Dataset records
—————
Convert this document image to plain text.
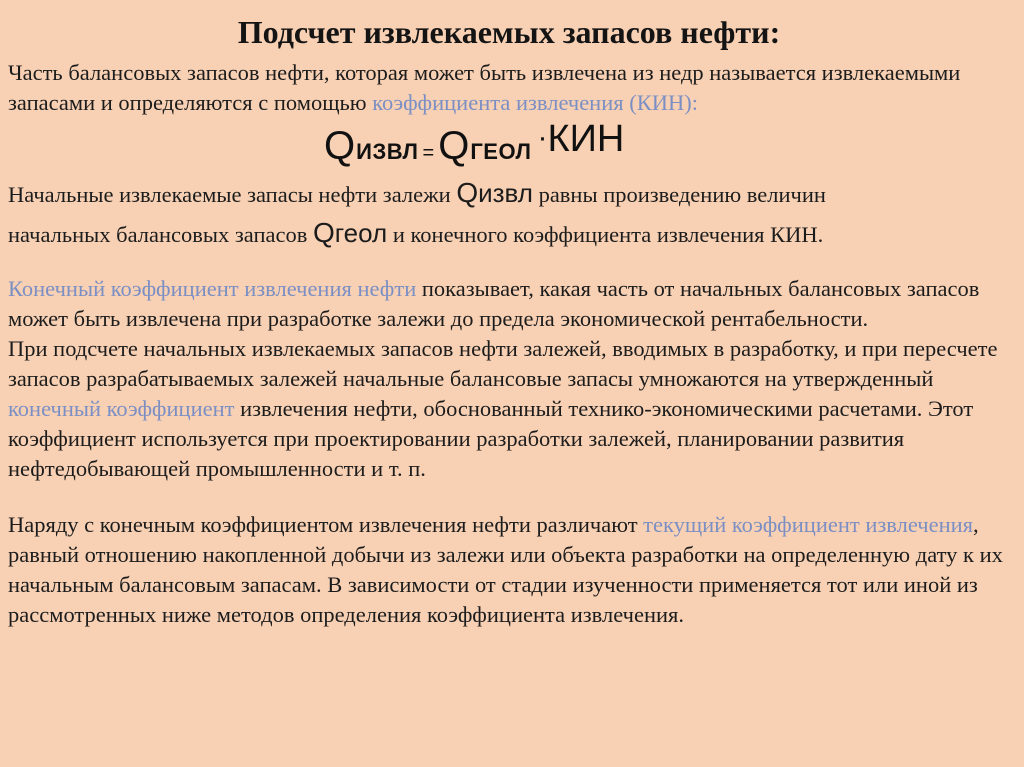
Подсчет извлекаемых запасов нефти:

Часть балансовых запасов нефти, которая может быть извлечена из недр называется извлекаемыми запасами и определяются с помощью коэффициента извлечения (КИН):

QИЗВЛ = QГЕОЛ ·КИН

Начальные извлекаемые запасы нефти залежи Qизвл равны произведению величин

начальных балансовых запасов Qгеол и конечного коэффициента извлечения КИН.

Конечный коэффициент извлечения нефти показывает, какая часть от начальных балансовых запасов может быть извлечена при разработке залежи до предела экономической рентабельности.

При подсчете начальных извлекаемых запасов нефти залежей, вводимых в разработку, и при пересчете запасов разрабатываемых залежей начальные балансовые запасы умножаются на утвержденный конечный коэффициент извлечения нефти, обоснованный технико-экономическими расчетами. Этот коэффициент используется при проектировании разработки залежей, планировании развития нефтедобывающей промышленности и т. п.

Наряду с конечным коэффициентом извлечения нефти различают текущий коэффициент извлечения, равный отношению накопленной добычи из залежи или объекта разработки на определенную дату к их начальным балансовым запасам. В зависимости от стадии изученности применяется тот или иной из рассмотренных ниже методов определения коэффициента извлечения.
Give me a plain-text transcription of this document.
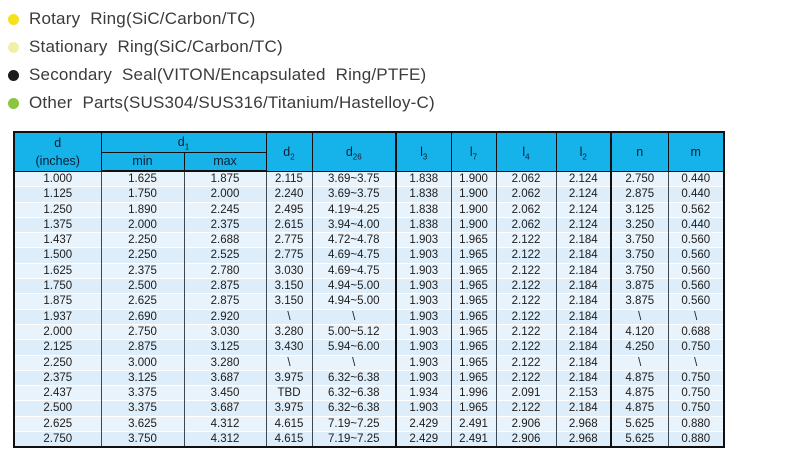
Rotary Ring(SiC/Carbon/TC)
Stationary Ring(SiC/Carbon/TC)
Secondary Seal(VITON/Encapsulated Ring/PTFE)
Other Parts(SUS304/SUS316/Titanium/Hastelloy-C)
d
(inches)	$d_1$		$d_2$	$d_{26}$	$l_3$	$l_7$	$l_4$	$l_2$	n	m
	min	max								
1.000	1.625	1.875	2.115	3.69~3.75	1.838	1.900	2.062	2.124	2.750	0.440
1.125	1.750	2.000	2.240	3.69~3.75	1.838	1.900	2.062	2.124	2.875	0.440
1.250	1.890	2.245	2.495	4.19~4.25	1.838	1.900	2.062	2.124	3.125	0.562
1.375	2.000	2.375	2.615	3.94~4.00	1.838	1.900	2.062	2.124	3.250	0.440
1.437	2.250	2.688	2.775	4.72~4.78	1.903	1.965	2.122	2.184	3.750	0.560
1.500	2.250	2.525	2.775	4.69~4.75	1.903	1.965	2.122	2.184	3.750	0.560
1.625	2.375	2.780	3.030	4.69~4.75	1.903	1.965	2.122	2.184	3.750	0.560
1.750	2.500	2.875	3.150	4.94~5.00	1.903	1.965	2.122	2.184	3.875	0.560
1.875	2.625	2.875	3.150	4.94~5.00	1.903	1.965	2.122	2.184	3.875	0.560
1.937	2.690	2.920	\	\	1.903	1.965	2.122	2.184	\	\
2.000	2.750	3.030	3.280	5.00~5.12	1.903	1.965	2.122	2.184	4.120	0.688
2.125	2.875	3.125	3.430	5.94~6.00	1.903	1.965	2.122	2.184	4.250	0.750
2.250	3.000	3.280	\	\	1.903	1.965	2.122	2.184	\	\
2.375	3.125	3.687	3.975	6.32~6.38	1.903	1.965	2.122	2.184	4.875	0.750
2.437	3.375	3.450	TBD	6.32~6.38	1.934	1.996	2.091	2.153	4.875	0.750
2.500	3.375	3.687	3.975	6.32~6.38	1.903	1.965	2.122	2.184	4.875	0.750
2.625	3.625	4.312	4.615	7.19~7.25	2.429	2.491	2.906	2.968	5.625	0.880
2.750	3.750	4.312	4.615	7.19~7.25	2.429	2.491	2.906	2.968	5.625	0.880
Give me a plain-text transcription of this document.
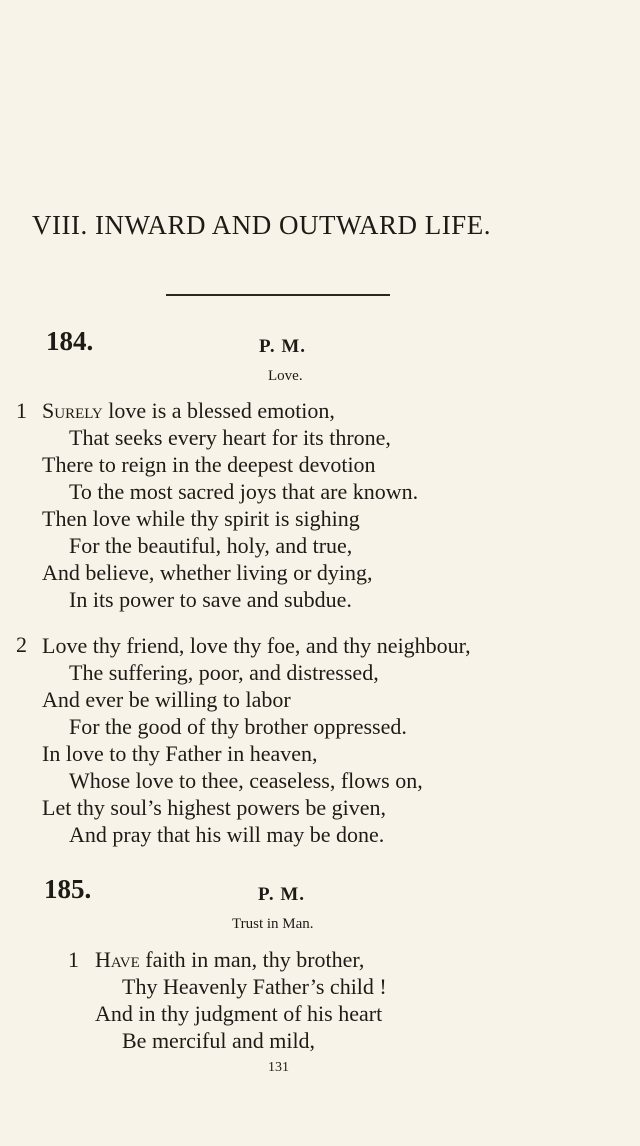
VIII. INWARD AND OUTWARD LIFE.
184.	P. M.
Love.
1 Surely love is a blessed emotion,
That seeks every heart for its throne,
There to reign in the deepest devotion
To the most sacred joys that are known.
Then love while thy spirit is sighing
For the beautiful, holy, and true,
And believe, whether living or dying,
In its power to save and subdue.
2 Love thy friend, love thy foe, and thy neighbour,
The suffering, poor, and distressed,
And ever be willing to labor
For the good of thy brother oppressed.
In love to thy Father in heaven,
Whose love to thee, ceaseless, flows on,
Let thy soul’s highest powers be given,
And pray that his will may be done.
185.	P. M.
Trust in Man.
1 Have faith in man, thy brother,
Thy Heavenly Father’s child !
And in thy judgment of his heart
Be merciful and mild,
131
—————
• [Challenge] Repeat the entries exactly and keep the pictures out of the copy.

• [Result for this exercise]
Convert this document image to plain text.
Подсчет извлекаемых запасов нефти:

Часть балансовых запасов нефти, которая может быть извлечена из недр называется извлекаемыми запасами и определяются с помощью коэффициента извлечения (КИН):

QИЗВЛ = QГЕОЛ ·КИН

Начальные извлекаемые запасы нефти залежи Qизвл равны произведению величин

начальных балансовых запасов Qгеол и конечного коэффициента извлечения КИН.

Конечный коэффициент извлечения нефти показывает, какая часть от начальных балансовых запасов может быть извлечена при разработке залежи до предела экономической рентабельности.

При подсчете начальных извлекаемых запасов нефти залежей, вводимых в разработку, и при пересчете запасов разрабатываемых залежей начальные балансовые запасы умножаются на утвержденный конечный коэффициент извлечения нефти, обоснованный технико-экономическими расчетами. Этот коэффициент используется при проектировании разработки залежей, планировании развития нефтедобывающей промышленности и т. п.

Наряду с конечным коэффициентом извлечения нефти различают текущий коэффициент извлечения, равный отношению накопленной добычи из залежи или объекта разработки на определенную дату к их начальным балансовым запасам. В зависимости от стадии изученности применяется тот или иной из рассмотренных ниже методов определения коэффициента извлечения.
Give me a plain-text transcription of this document.
Rotary Ring(SiC/Carbon/TC)
Stationary Ring(SiC/Carbon/TC)
Secondary Seal(VITON/Encapsulated Ring/PTFE)
Other Parts(SUS304/SUS316/Titanium/Hastelloy-C)
d
(inches)	$d_1$		$d_2$	$d_{26}$	$l_3$	$l_7$	$l_4$	$l_2$	n	m
	min	max								
1.000	1.625	1.875	2.115	3.69~3.75	1.838	1.900	2.062	2.124	2.750	0.440
1.125	1.750	2.000	2.240	3.69~3.75	1.838	1.900	2.062	2.124	2.875	0.440
1.250	1.890	2.245	2.495	4.19~4.25	1.838	1.900	2.062	2.124	3.125	0.562
1.375	2.000	2.375	2.615	3.94~4.00	1.838	1.900	2.062	2.124	3.250	0.440
1.437	2.250	2.688	2.775	4.72~4.78	1.903	1.965	2.122	2.184	3.750	0.560
1.500	2.250	2.525	2.775	4.69~4.75	1.903	1.965	2.122	2.184	3.750	0.560
1.625	2.375	2.780	3.030	4.69~4.75	1.903	1.965	2.122	2.184	3.750	0.560
1.750	2.500	2.875	3.150	4.94~5.00	1.903	1.965	2.122	2.184	3.875	0.560
1.875	2.625	2.875	3.150	4.94~5.00	1.903	1.965	2.122	2.184	3.875	0.560
1.937	2.690	2.920	\	\	1.903	1.965	2.122	2.184	\	\
2.000	2.750	3.030	3.280	5.00~5.12	1.903	1.965	2.122	2.184	4.120	0.688
2.125	2.875	3.125	3.430	5.94~6.00	1.903	1.965	2.122	2.184	4.250	0.750
2.250	3.000	3.280	\	\	1.903	1.965	2.122	2.184	\	\
2.375	3.125	3.687	3.975	6.32~6.38	1.903	1.965	2.122	2.184	4.875	0.750
2.437	3.375	3.450	TBD	6.32~6.38	1.934	1.996	2.091	2.153	4.875	0.750
2.500	3.375	3.687	3.975	6.32~6.38	1.903	1.965	2.122	2.184	4.875	0.750
2.625	3.625	4.312	4.615	7.19~7.25	2.429	2.491	2.906	2.968	5.625	0.880
2.750	3.750	4.312	4.615	7.19~7.25	2.429	2.491	2.906	2.968	5.625	0.880
Give me a plain-text transcription of this document.
VIII. INWARD AND OUTWARD LIFE.
184.	P. M.
Love.
1 Surely love is a blessed emotion,
That seeks every heart for its throne,
There to reign in the deepest devotion
To the most sacred joys that are known.
Then love while thy spirit is sighing
For the beautiful, holy, and true,
And believe, whether living or dying,
In its power to save and subdue.
2 Love thy friend, love thy foe, and thy neighbour,
The suffering, poor, and distressed,
And ever be willing to labor
For the good of thy brother oppressed.
In love to thy Father in heaven,
Whose love to thee, ceaseless, flows on,
Let thy soul’s highest powers be given,
And pray that his will may be done.
185.	P. M.
Trust in Man.
1 Have faith in man, thy brother,
Thy Heavenly Father’s child !
And in thy judgment of his heart
Be merciful and mild,
131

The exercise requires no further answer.